↓↓↓

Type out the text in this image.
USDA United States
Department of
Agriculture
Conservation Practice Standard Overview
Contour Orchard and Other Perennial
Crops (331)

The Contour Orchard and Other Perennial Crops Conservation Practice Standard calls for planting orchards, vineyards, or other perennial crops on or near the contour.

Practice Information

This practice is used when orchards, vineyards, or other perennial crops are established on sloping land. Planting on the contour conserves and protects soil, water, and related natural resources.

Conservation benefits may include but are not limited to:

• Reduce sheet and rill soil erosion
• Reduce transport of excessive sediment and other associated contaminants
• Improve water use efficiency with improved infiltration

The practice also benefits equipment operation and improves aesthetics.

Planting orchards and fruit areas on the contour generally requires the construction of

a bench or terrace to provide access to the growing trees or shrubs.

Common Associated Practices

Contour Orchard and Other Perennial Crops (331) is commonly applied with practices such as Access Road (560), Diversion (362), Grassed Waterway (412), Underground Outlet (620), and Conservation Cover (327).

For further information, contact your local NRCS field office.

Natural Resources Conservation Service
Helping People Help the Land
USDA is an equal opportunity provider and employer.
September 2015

↑↑↑

- [What is expected]:
Go through the listing and print each line exactly as it appears.

- [Completed task]:
Type out the text in this image.
USDA United States
Department of
Agriculture
Conservation Practice Standard Overview
Contour Orchard and Other Perennial
Crops (331)

The Contour Orchard and Other Perennial Crops Conservation Practice Standard calls for planting orchards, vineyards, or other perennial crops on or near the contour.

Practice Information

This practice is used when orchards, vineyards, or other perennial crops are established on sloping land. Planting on the contour conserves and protects soil, water, and related natural resources.

Conservation benefits may include but are not limited to:

• Reduce sheet and rill soil erosion
• Reduce transport of excessive sediment and other associated contaminants
• Improve water use efficiency with improved infiltration

The practice also benefits equipment operation and improves aesthetics.

Planting orchards and fruit areas on the contour generally requires the construction of

a bench or terrace to provide access to the growing trees or shrubs.

Common Associated Practices

Contour Orchard and Other Perennial Crops (331) is commonly applied with practices such as Access Road (560), Diversion (362), Grassed Waterway (412), Underground Outlet (620), and Conservation Cover (327).

For further information, contact your local NRCS field office.

Natural Resources Conservation Service
Helping People Help the Land
USDA is an equal opportunity provider and employer.
September 2015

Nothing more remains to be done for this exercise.